> **What this task involves**:
All entries are to be quoted exactly; the images stay out of the copy.

> **Extracted information**:
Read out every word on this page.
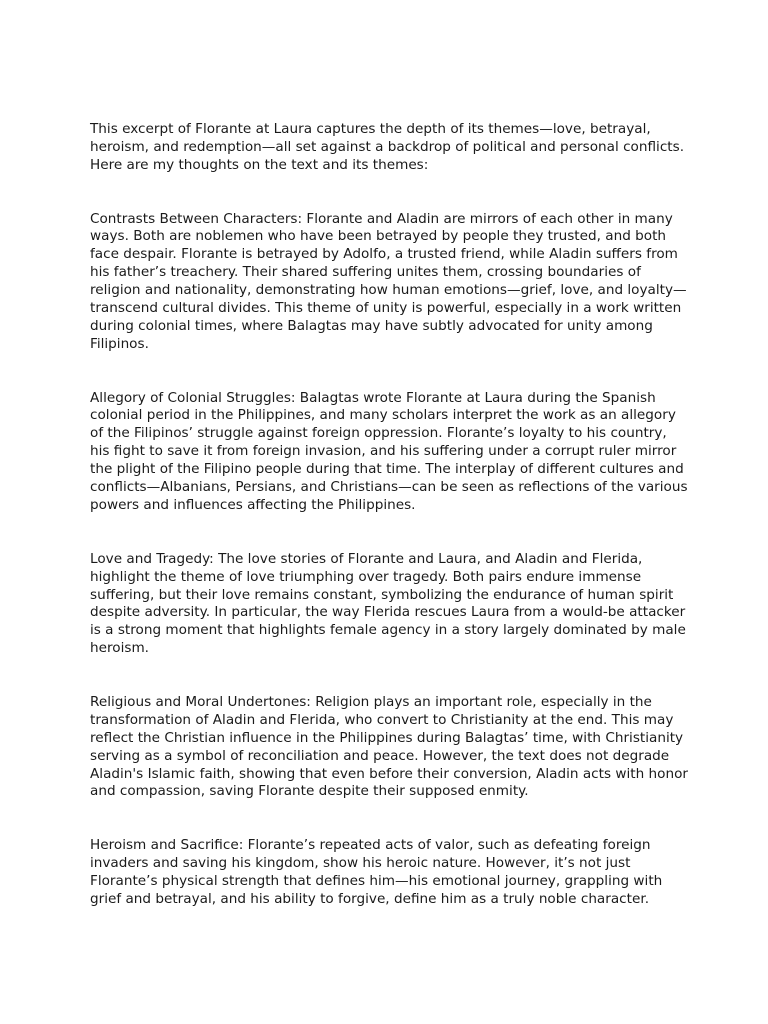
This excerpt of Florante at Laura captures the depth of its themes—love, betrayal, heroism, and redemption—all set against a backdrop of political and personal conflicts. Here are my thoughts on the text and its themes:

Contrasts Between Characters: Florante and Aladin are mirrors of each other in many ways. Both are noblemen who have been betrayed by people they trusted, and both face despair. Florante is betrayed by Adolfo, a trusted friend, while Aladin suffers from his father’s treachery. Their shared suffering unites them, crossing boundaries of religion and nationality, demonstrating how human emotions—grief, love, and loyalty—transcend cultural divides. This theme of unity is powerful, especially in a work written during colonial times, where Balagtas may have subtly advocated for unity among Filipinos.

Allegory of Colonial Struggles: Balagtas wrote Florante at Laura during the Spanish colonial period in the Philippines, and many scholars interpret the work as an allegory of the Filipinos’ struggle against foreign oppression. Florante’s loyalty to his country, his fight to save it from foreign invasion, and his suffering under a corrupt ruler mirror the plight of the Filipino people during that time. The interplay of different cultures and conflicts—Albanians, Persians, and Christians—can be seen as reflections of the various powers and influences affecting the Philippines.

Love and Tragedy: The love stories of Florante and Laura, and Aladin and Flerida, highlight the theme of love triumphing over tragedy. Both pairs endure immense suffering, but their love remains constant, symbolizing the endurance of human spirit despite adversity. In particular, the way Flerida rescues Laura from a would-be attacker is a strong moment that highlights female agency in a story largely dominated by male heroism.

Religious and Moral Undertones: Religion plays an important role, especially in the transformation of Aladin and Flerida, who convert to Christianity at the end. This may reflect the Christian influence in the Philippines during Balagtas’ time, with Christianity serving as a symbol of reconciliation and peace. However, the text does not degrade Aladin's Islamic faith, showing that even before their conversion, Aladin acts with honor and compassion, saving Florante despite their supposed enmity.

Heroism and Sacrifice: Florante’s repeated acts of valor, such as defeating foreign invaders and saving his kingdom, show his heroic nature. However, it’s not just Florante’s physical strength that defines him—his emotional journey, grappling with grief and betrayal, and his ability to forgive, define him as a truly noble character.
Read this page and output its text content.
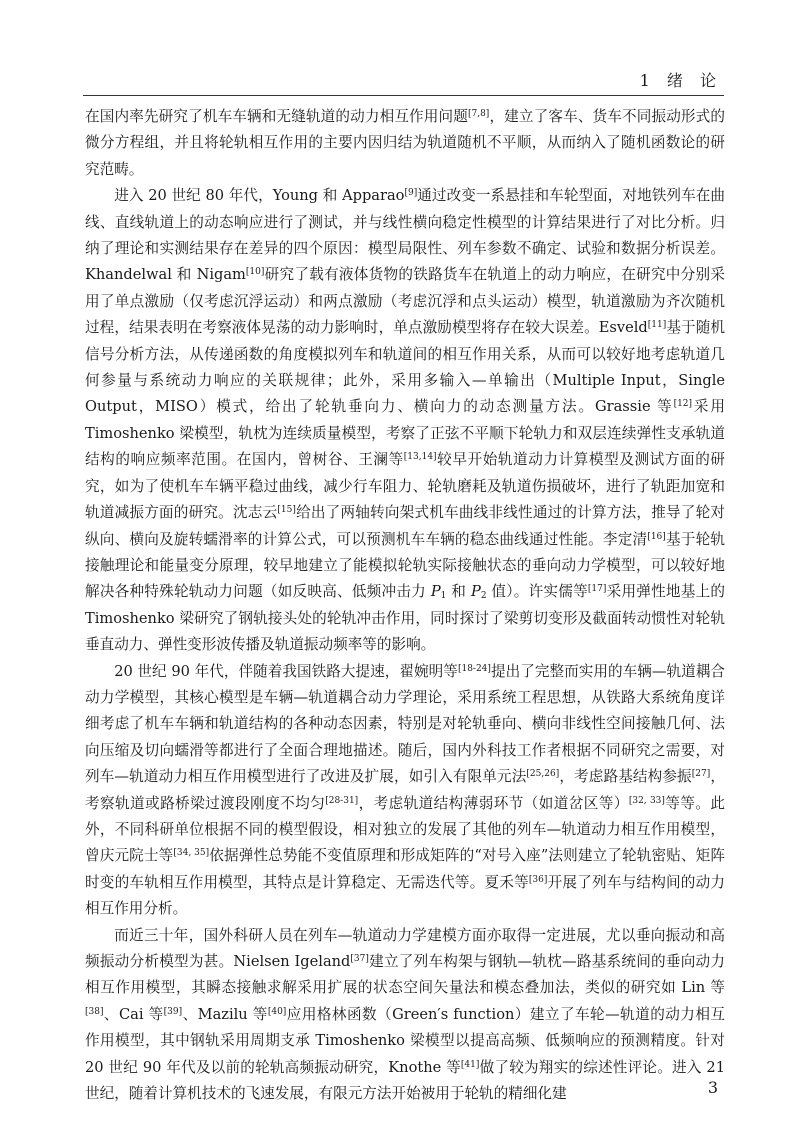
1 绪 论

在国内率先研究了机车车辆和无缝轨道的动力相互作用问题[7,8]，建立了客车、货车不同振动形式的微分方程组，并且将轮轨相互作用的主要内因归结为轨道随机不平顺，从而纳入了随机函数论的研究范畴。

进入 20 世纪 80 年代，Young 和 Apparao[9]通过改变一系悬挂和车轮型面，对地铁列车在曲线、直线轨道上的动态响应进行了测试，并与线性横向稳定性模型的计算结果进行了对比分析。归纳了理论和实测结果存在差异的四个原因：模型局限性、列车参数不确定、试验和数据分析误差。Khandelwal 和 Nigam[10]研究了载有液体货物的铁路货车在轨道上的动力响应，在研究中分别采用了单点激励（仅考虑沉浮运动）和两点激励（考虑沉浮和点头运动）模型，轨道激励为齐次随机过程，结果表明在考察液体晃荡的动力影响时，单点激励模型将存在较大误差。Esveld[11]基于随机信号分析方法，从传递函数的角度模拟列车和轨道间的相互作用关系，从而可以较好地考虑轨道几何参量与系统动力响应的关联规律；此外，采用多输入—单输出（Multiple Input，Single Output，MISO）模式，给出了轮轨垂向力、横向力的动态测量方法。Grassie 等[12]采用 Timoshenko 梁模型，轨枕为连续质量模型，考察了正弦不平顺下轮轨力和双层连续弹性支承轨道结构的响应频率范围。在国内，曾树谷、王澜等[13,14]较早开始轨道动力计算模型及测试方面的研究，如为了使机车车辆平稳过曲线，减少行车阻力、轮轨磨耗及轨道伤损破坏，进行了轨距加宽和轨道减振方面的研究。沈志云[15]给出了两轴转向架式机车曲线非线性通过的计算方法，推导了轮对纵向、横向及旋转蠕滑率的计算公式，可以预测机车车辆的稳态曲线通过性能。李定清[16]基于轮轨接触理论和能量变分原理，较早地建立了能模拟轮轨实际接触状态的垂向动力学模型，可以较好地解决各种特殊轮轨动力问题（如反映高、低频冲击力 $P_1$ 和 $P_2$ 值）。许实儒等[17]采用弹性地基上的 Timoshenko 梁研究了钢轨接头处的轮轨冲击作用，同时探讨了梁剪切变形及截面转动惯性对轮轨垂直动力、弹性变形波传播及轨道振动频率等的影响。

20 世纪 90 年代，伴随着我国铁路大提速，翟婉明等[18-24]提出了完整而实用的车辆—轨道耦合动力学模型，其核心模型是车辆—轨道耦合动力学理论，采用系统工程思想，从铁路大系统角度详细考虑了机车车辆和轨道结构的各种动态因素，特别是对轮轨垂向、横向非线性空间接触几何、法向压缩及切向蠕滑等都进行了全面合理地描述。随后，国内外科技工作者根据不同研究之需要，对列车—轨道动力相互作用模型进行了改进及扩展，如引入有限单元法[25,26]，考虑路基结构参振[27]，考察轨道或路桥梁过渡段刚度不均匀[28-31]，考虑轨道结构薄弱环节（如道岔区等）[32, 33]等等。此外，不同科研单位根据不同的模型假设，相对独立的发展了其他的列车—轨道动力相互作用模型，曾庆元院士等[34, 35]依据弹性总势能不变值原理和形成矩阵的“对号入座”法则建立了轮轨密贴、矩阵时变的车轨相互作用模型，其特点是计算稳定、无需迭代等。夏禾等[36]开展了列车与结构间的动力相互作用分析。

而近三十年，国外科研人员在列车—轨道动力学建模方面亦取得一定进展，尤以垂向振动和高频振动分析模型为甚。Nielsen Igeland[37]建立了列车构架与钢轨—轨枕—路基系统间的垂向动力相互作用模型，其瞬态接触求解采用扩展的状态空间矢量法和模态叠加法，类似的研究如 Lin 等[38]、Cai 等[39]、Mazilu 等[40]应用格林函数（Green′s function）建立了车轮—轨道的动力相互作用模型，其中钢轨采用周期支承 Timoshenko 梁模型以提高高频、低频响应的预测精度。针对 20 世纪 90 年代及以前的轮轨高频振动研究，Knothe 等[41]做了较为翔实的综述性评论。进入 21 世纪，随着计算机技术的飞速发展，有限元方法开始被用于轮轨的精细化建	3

> **Solution to this problem**:
Read out every word on this page.
This excerpt of Florante at Laura captures the depth of its themes—love, betrayal, heroism, and redemption—all set against a backdrop of political and personal conflicts. Here are my thoughts on the text and its themes:

Contrasts Between Characters: Florante and Aladin are mirrors of each other in many ways. Both are noblemen who have been betrayed by people they trusted, and both face despair. Florante is betrayed by Adolfo, a trusted friend, while Aladin suffers from his father’s treachery. Their shared suffering unites them, crossing boundaries of religion and nationality, demonstrating how human emotions—grief, love, and loyalty—transcend cultural divides. This theme of unity is powerful, especially in a work written during colonial times, where Balagtas may have subtly advocated for unity among Filipinos.

Allegory of Colonial Struggles: Balagtas wrote Florante at Laura during the Spanish colonial period in the Philippines, and many scholars interpret the work as an allegory of the Filipinos’ struggle against foreign oppression. Florante’s loyalty to his country, his fight to save it from foreign invasion, and his suffering under a corrupt ruler mirror the plight of the Filipino people during that time. The interplay of different cultures and conflicts—Albanians, Persians, and Christians—can be seen as reflections of the various powers and influences affecting the Philippines.

Love and Tragedy: The love stories of Florante and Laura, and Aladin and Flerida, highlight the theme of love triumphing over tragedy. Both pairs endure immense suffering, but their love remains constant, symbolizing the endurance of human spirit despite adversity. In particular, the way Flerida rescues Laura from a would-be attacker is a strong moment that highlights female agency in a story largely dominated by male heroism.

Religious and Moral Undertones: Religion plays an important role, especially in the transformation of Aladin and Flerida, who convert to Christianity at the end. This may reflect the Christian influence in the Philippines during Balagtas’ time, with Christianity serving as a symbol of reconciliation and peace. However, the text does not degrade Aladin's Islamic faith, showing that even before their conversion, Aladin acts with honor and compassion, saving Florante despite their supposed enmity.

Heroism and Sacrifice: Florante’s repeated acts of valor, such as defeating foreign invaders and saving his kingdom, show his heroic nature. However, it’s not just Florante’s physical strength that defines him—his emotional journey, grappling with grief and betrayal, and his ability to forgive, define him as a truly noble character.
Read this page and output its text content.
1 绪 论

在国内率先研究了机车车辆和无缝轨道的动力相互作用问题[7,8]，建立了客车、货车不同振动形式的微分方程组，并且将轮轨相互作用的主要内因归结为轨道随机不平顺，从而纳入了随机函数论的研究范畴。

进入 20 世纪 80 年代，Young 和 Apparao[9]通过改变一系悬挂和车轮型面，对地铁列车在曲线、直线轨道上的动态响应进行了测试，并与线性横向稳定性模型的计算结果进行了对比分析。归纳了理论和实测结果存在差异的四个原因：模型局限性、列车参数不确定、试验和数据分析误差。Khandelwal 和 Nigam[10]研究了载有液体货物的铁路货车在轨道上的动力响应，在研究中分别采用了单点激励（仅考虑沉浮运动）和两点激励（考虑沉浮和点头运动）模型，轨道激励为齐次随机过程，结果表明在考察液体晃荡的动力影响时，单点激励模型将存在较大误差。Esveld[11]基于随机信号分析方法，从传递函数的角度模拟列车和轨道间的相互作用关系，从而可以较好地考虑轨道几何参量与系统动力响应的关联规律；此外，采用多输入—单输出（Multiple Input，Single Output，MISO）模式，给出了轮轨垂向力、横向力的动态测量方法。Grassie 等[12]采用 Timoshenko 梁模型，轨枕为连续质量模型，考察了正弦不平顺下轮轨力和双层连续弹性支承轨道结构的响应频率范围。在国内，曾树谷、王澜等[13,14]较早开始轨道动力计算模型及测试方面的研究，如为了使机车车辆平稳过曲线，减少行车阻力、轮轨磨耗及轨道伤损破坏，进行了轨距加宽和轨道减振方面的研究。沈志云[15]给出了两轴转向架式机车曲线非线性通过的计算方法，推导了轮对纵向、横向及旋转蠕滑率的计算公式，可以预测机车车辆的稳态曲线通过性能。李定清[16]基于轮轨接触理论和能量变分原理，较早地建立了能模拟轮轨实际接触状态的垂向动力学模型，可以较好地解决各种特殊轮轨动力问题（如反映高、低频冲击力 $P_1$ 和 $P_2$ 值）。许实儒等[17]采用弹性地基上的 Timoshenko 梁研究了钢轨接头处的轮轨冲击作用，同时探讨了梁剪切变形及截面转动惯性对轮轨垂直动力、弹性变形波传播及轨道振动频率等的影响。

20 世纪 90 年代，伴随着我国铁路大提速，翟婉明等[18-24]提出了完整而实用的车辆—轨道耦合动力学模型，其核心模型是车辆—轨道耦合动力学理论，采用系统工程思想，从铁路大系统角度详细考虑了机车车辆和轨道结构的各种动态因素，特别是对轮轨垂向、横向非线性空间接触几何、法向压缩及切向蠕滑等都进行了全面合理地描述。随后，国内外科技工作者根据不同研究之需要，对列车—轨道动力相互作用模型进行了改进及扩展，如引入有限单元法[25,26]，考虑路基结构参振[27]，考察轨道或路桥梁过渡段刚度不均匀[28-31]，考虑轨道结构薄弱环节（如道岔区等）[32, 33]等等。此外，不同科研单位根据不同的模型假设，相对独立的发展了其他的列车—轨道动力相互作用模型，曾庆元院士等[34, 35]依据弹性总势能不变值原理和形成矩阵的“对号入座”法则建立了轮轨密贴、矩阵时变的车轨相互作用模型，其特点是计算稳定、无需迭代等。夏禾等[36]开展了列车与结构间的动力相互作用分析。

而近三十年，国外科研人员在列车—轨道动力学建模方面亦取得一定进展，尤以垂向振动和高频振动分析模型为甚。Nielsen Igeland[37]建立了列车构架与钢轨—轨枕—路基系统间的垂向动力相互作用模型，其瞬态接触求解采用扩展的状态空间矢量法和模态叠加法，类似的研究如 Lin 等[38]、Cai 等[39]、Mazilu 等[40]应用格林函数（Green′s function）建立了车轮—轨道的动力相互作用模型，其中钢轨采用周期支承 Timoshenko 梁模型以提高高频、低频响应的预测精度。针对 20 世纪 90 年代及以前的轮轨高频振动研究，Knothe 等[41]做了较为翔实的综述性评论。进入 21 世纪，随着计算机技术的飞速发展，有限元方法开始被用于轮轨的精细化建	3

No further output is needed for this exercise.